▶ **Written problem**
Here are some records; return them all exactly.
── Entries shown
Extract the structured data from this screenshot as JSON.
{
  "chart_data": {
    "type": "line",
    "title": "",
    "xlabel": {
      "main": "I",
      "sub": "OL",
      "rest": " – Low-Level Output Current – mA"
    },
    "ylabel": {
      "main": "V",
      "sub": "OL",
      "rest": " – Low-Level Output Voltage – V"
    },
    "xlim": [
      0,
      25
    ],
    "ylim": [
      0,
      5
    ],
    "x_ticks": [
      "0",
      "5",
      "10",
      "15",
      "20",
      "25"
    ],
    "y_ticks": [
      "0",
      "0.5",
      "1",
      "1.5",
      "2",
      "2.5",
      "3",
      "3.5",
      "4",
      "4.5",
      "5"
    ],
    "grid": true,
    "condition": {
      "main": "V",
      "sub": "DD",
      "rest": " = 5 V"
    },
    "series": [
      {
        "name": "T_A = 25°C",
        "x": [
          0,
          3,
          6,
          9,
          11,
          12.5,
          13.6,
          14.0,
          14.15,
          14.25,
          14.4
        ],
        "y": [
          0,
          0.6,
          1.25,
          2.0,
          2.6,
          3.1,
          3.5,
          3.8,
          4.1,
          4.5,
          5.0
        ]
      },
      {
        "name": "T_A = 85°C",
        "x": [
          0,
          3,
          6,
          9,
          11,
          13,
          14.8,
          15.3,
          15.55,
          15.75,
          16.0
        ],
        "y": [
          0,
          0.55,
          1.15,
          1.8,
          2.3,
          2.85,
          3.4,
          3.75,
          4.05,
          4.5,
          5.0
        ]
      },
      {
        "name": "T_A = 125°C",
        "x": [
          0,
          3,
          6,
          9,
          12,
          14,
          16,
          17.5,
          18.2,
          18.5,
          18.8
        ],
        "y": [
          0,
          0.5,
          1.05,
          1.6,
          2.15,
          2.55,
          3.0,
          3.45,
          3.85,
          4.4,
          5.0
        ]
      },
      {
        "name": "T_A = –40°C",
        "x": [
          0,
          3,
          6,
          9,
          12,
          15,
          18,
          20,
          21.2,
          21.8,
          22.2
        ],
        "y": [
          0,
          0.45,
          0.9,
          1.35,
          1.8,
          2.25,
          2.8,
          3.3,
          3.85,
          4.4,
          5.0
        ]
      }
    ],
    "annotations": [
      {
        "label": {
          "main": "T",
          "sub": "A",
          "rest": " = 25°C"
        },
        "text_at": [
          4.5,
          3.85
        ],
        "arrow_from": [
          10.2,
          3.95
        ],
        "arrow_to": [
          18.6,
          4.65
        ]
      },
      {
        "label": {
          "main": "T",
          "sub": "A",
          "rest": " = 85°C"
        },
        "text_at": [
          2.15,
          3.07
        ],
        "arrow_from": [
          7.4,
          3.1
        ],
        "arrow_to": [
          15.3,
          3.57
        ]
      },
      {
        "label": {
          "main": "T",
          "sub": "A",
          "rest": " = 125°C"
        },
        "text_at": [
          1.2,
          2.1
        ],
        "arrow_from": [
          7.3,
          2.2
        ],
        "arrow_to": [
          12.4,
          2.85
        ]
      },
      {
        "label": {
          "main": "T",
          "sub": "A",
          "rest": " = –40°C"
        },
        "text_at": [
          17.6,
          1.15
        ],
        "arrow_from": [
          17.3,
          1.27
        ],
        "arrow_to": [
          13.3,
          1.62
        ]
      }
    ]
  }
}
────
▶ **Output for this exercise**
Extract the structured data from this screenshot as JSON.
{
  "chart_data": {
    "type": "line",
    "title": "",
    "xlabel": {
      "main": "I",
      "sub": "OL",
      "rest": " – Low-Level Output Current – mA"
    },
    "ylabel": {
      "main": "V",
      "sub": "OL",
      "rest": " – Low-Level Output Voltage – V"
    },
    "xlim": [
      0,
      25
    ],
    "ylim": [
      0,
      5
    ],
    "x_ticks": [
      "0",
      "5",
      "10",
      "15",
      "20",
      "25"
    ],
    "y_ticks": [
      "0",
      "0.5",
      "1",
      "1.5",
      "2",
      "2.5",
      "3",
      "3.5",
      "4",
      "4.5",
      "5"
    ],
    "grid": true,
    "condition": {
      "main": "V",
      "sub": "DD",
      "rest": " = 5 V"
    },
    "series": [
      {
        "name": "T_A = 25°C",
        "x": [
          0,
          3,
          6,
          9,
          11,
          12.5,
          13.6,
          14.0,
          14.15,
          14.25,
          14.4
        ],
        "y": [
          0,
          0.6,
          1.25,
          2.0,
          2.6,
          3.1,
          3.5,
          3.8,
          4.1,
          4.5,
          5.0
        ]
      },
      {
        "name": "T_A = 85°C",
        "x": [
          0,
          3,
          6,
          9,
          11,
          13,
          14.8,
          15.3,
          15.55,
          15.75,
          16.0
        ],
        "y": [
          0,
          0.55,
          1.15,
          1.8,
          2.3,
          2.85,
          3.4,
          3.75,
          4.05,
          4.5,
          5.0
        ]
      },
      {
        "name": "T_A = 125°C",
        "x": [
          0,
          3,
          6,
          9,
          12,
          14,
          16,
          17.5,
          18.2,
          18.5,
          18.8
        ],
        "y": [
          0,
          0.5,
          1.05,
          1.6,
          2.15,
          2.55,
          3.0,
          3.45,
          3.85,
          4.4,
          5.0
        ]
      },
      {
        "name": "T_A = –40°C",
        "x": [
          0,
          3,
          6,
          9,
          12,
          15,
          18,
          20,
          21.2,
          21.8,
          22.2
        ],
        "y": [
          0,
          0.45,
          0.9,
          1.35,
          1.8,
          2.25,
          2.8,
          3.3,
          3.85,
          4.4,
          5.0
        ]
      }
    ],
    "annotations": [
      {
        "label": {
          "main": "T",
          "sub": "A",
          "rest": " = 25°C"
        },
        "text_at": [
          4.5,
          3.85
        ],
        "arrow_from": [
          10.2,
          3.95
        ],
        "arrow_to": [
          18.6,
          4.65
        ]
      },
      {
        "label": {
          "main": "T",
          "sub": "A",
          "rest": " = 85°C"
        },
        "text_at": [
          2.15,
          3.07
        ],
        "arrow_from": [
          7.4,
          3.1
        ],
        "arrow_to": [
          15.3,
          3.57
        ]
      },
      {
        "label": {
          "main": "T",
          "sub": "A",
          "rest": " = 125°C"
        },
        "text_at": [
          1.2,
          2.1
        ],
        "arrow_from": [
          7.3,
          2.2
        ],
        "arrow_to": [
          12.4,
          2.85
        ]
      },
      {
        "label": {
          "main": "T",
          "sub": "A",
          "rest": " = –40°C"
        },
        "text_at": [
          17.6,
          1.15
        ],
        "arrow_from": [
          17.3,
          1.27
        ],
        "arrow_to": [
          13.3,
          1.62
        ]
      }
    ]
  }
}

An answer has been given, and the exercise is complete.